Dataset entries
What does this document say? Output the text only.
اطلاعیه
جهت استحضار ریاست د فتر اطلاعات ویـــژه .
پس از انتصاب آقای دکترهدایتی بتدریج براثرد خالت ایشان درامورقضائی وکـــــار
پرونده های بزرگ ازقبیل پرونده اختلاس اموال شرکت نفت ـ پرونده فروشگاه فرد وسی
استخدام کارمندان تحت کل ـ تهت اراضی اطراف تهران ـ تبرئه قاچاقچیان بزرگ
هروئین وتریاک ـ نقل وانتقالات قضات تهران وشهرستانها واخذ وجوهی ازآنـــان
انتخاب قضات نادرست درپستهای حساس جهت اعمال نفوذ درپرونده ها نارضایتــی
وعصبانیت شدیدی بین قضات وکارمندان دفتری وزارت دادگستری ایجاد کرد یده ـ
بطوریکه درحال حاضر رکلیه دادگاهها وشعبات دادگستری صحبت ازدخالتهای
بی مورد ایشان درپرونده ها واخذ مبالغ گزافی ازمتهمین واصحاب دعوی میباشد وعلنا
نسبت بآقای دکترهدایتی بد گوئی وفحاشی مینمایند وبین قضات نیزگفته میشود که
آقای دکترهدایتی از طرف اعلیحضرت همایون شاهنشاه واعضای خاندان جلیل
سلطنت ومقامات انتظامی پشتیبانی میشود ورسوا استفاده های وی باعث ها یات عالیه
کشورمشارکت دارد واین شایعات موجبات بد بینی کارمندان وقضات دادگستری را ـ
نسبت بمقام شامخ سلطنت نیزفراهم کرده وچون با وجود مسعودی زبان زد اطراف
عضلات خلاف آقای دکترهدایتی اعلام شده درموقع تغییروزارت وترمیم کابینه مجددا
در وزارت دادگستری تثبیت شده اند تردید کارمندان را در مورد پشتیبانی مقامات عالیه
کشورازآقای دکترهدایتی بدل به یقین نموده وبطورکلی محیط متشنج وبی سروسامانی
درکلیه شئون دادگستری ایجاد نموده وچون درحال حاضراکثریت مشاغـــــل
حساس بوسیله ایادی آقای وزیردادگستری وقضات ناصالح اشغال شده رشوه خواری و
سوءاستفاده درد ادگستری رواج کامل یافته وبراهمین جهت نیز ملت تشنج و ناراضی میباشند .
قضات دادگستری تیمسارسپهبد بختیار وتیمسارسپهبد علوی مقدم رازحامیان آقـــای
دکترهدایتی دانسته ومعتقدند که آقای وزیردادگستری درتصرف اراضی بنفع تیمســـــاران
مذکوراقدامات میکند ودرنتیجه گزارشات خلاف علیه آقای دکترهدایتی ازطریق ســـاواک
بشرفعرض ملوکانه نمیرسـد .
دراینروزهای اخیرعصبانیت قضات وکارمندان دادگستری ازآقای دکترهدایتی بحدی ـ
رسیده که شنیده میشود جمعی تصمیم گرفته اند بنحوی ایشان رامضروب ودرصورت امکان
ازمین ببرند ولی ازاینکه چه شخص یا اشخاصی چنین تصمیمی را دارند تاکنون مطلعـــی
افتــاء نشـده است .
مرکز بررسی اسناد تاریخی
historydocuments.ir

> **Instructions for the task**:
Your task is to gather all lines from the entries above that hold the word "سلطنت".

> **Problem solution**:
سلطنت ومقامات انتظامی پشتیبانی میشود ورسوا استفاده های وی باعث ها یات عالیه
نسبت بمقام شامخ سلطنت نیزفراهم کرده وچون با وجود مسعودی زبان زد اطراف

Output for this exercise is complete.